Stated problem → Where a line below holds the string "title", copy that line.

Collection entries →
|---|
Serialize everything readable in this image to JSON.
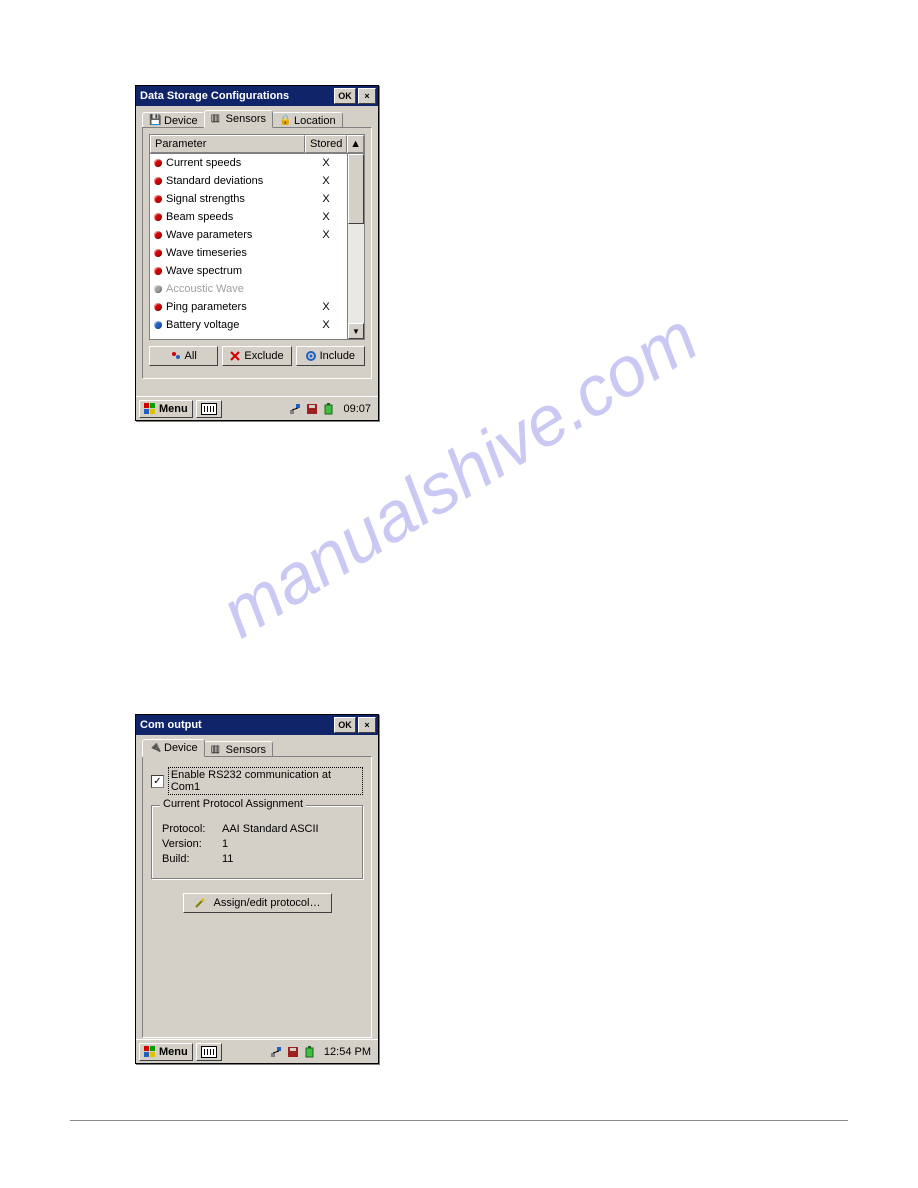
{
  "watermark": "manualshive.com",
  "win1": {
    "title": "Data Storage Configurations",
    "ok": "OK",
    "close": "×",
    "tabs": {
      "device": "Device",
      "sensors": "Sensors",
      "location": "Location"
    },
    "columns": {
      "parameter": "Parameter",
      "stored": "Stored"
    },
    "rows": [
      {
        "name": "Current speeds",
        "stored": "X",
        "color": "red"
      },
      {
        "name": "Standard deviations",
        "stored": "X",
        "color": "red"
      },
      {
        "name": "Signal strengths",
        "stored": "X",
        "color": "red"
      },
      {
        "name": "Beam speeds",
        "stored": "X",
        "color": "red"
      },
      {
        "name": "Wave parameters",
        "stored": "X",
        "color": "red"
      },
      {
        "name": "Wave timeseries",
        "stored": "",
        "color": "red"
      },
      {
        "name": "Wave spectrum",
        "stored": "",
        "color": "red"
      },
      {
        "name": "Accoustic Wave",
        "stored": "",
        "color": "gray",
        "disabled": true
      },
      {
        "name": "Ping parameters",
        "stored": "X",
        "color": "red"
      },
      {
        "name": "Battery voltage",
        "stored": "X",
        "color": "blue"
      }
    ],
    "buttons": {
      "all": "All",
      "exclude": "Exclude",
      "include": "Include"
    },
    "taskbar": {
      "menu": "Menu",
      "clock": "09:07"
    }
  },
  "win2": {
    "title": "Com output",
    "ok": "OK",
    "close": "×",
    "tabs": {
      "device": "Device",
      "sensors": "Sensors"
    },
    "checkbox_label": "Enable RS232 communication at Com1",
    "group": {
      "title": "Current Protocol Assignment",
      "protocol_k": "Protocol:",
      "protocol_v": "AAI Standard ASCII",
      "version_k": "Version:",
      "version_v": "1",
      "build_k": "Build:",
      "build_v": "11"
    },
    "assign": "Assign/edit protocol…",
    "taskbar": {
      "menu": "Menu",
      "clock": "12:54 PM"
    }
  }
}
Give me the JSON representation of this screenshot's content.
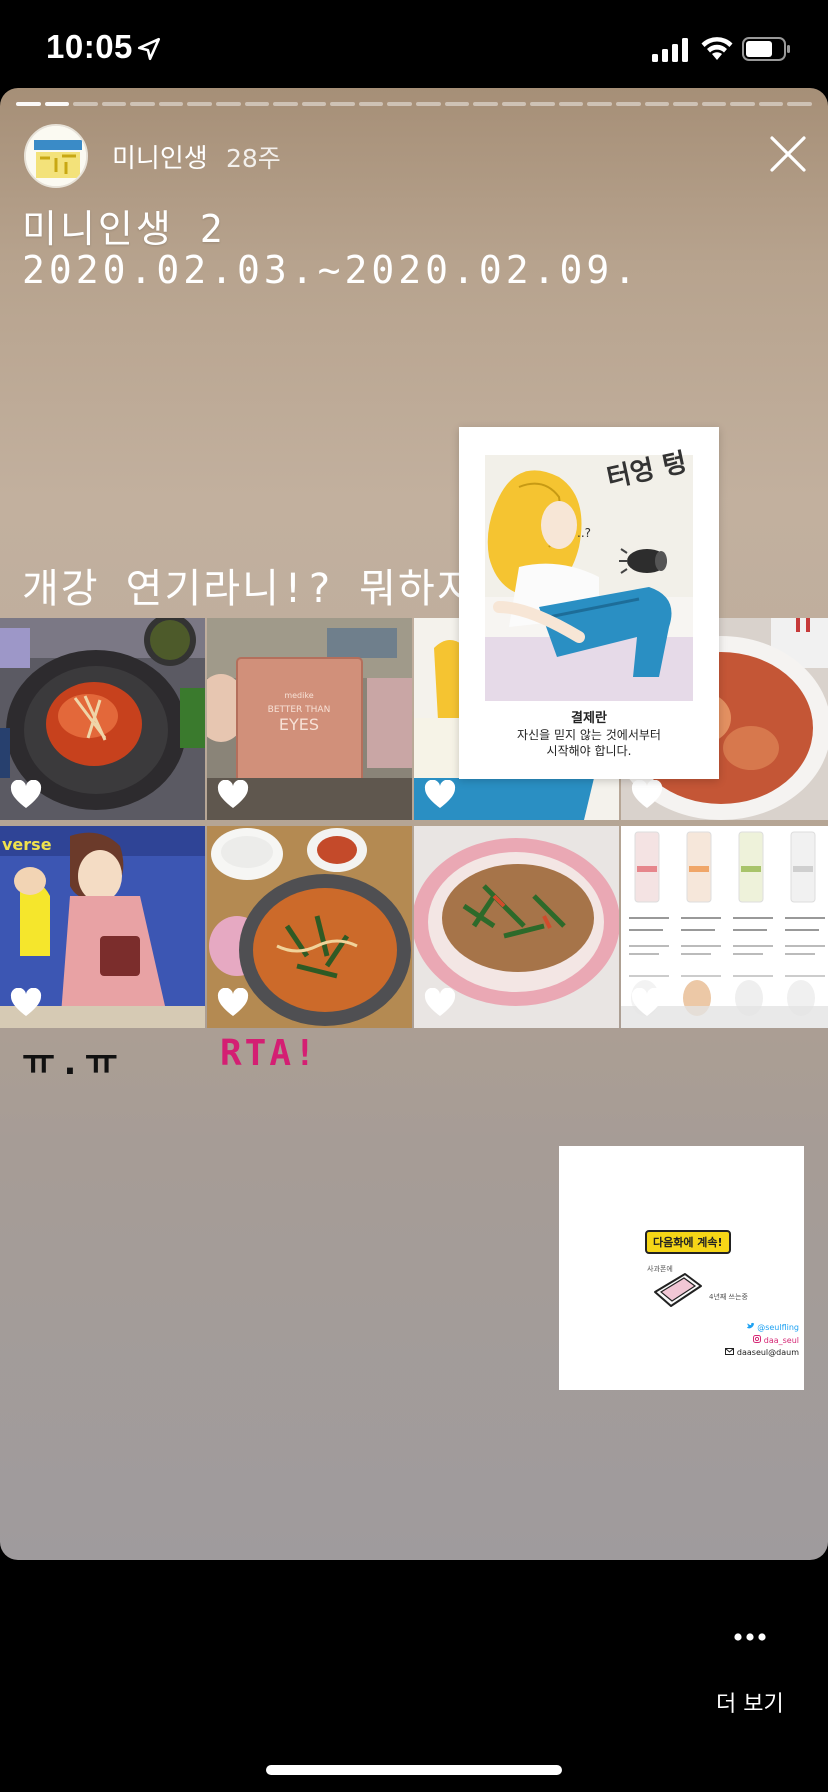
{
  "status_bar": {
    "time": "10:05"
  },
  "header": {
    "account_name": "미니인생",
    "post_age": "28주",
    "avatar_text": "미니인생",
    "progress_total": 28,
    "progress_done": 2
  },
  "story": {
    "title": "미니인생 2",
    "date_range": "2020.02.03.~2020.02.09.",
    "caption": "개강 연기라니!? 뭐하지"
  },
  "grid": {
    "tiles": [
      {
        "name": "tteokbokki-pan-photo"
      },
      {
        "name": "eyeshadow-palette-photo",
        "brand": "medike",
        "product_line1": "BETTER THAN",
        "product_line2": "EYES"
      },
      {
        "name": "webtoon-crop-photo"
      },
      {
        "name": "spicy-food-bowl-photo"
      },
      {
        "name": "cartoon-still-photo",
        "tag": "verse"
      },
      {
        "name": "ramen-pot-photo"
      },
      {
        "name": "japchae-plate-photo"
      },
      {
        "name": "sunscreen-comparison-photo"
      }
    ]
  },
  "captions": {
    "sad": "ㅠ.ㅠ",
    "rta": "RTA!"
  },
  "webtoon_sticker": {
    "sfx": "터엉 텅",
    "question_marks": "..?",
    "line1": "결제란",
    "line2": "자신을 믿지 않는 것에서부터",
    "line3": "시작해야 합니다."
  },
  "next_episode_card": {
    "bubble": "다음화에 계속!",
    "small_left": "사과폰에",
    "small_right": "4년째 쓰는중",
    "twitter": "@seulfling",
    "instagram": "daa_seul",
    "email": "daaseul@daum"
  },
  "footer": {
    "more_label": "더 보기"
  },
  "colors": {
    "rta": "#d41f73",
    "card_top": "#a68f77",
    "card_bottom": "#9f9b9d"
  }
}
|---|
Result →
    "title": "Data Storage Configurations",
    "title": "Com output",
      "title": "Current Protocol Assignment",
    "title": "미니인생 2",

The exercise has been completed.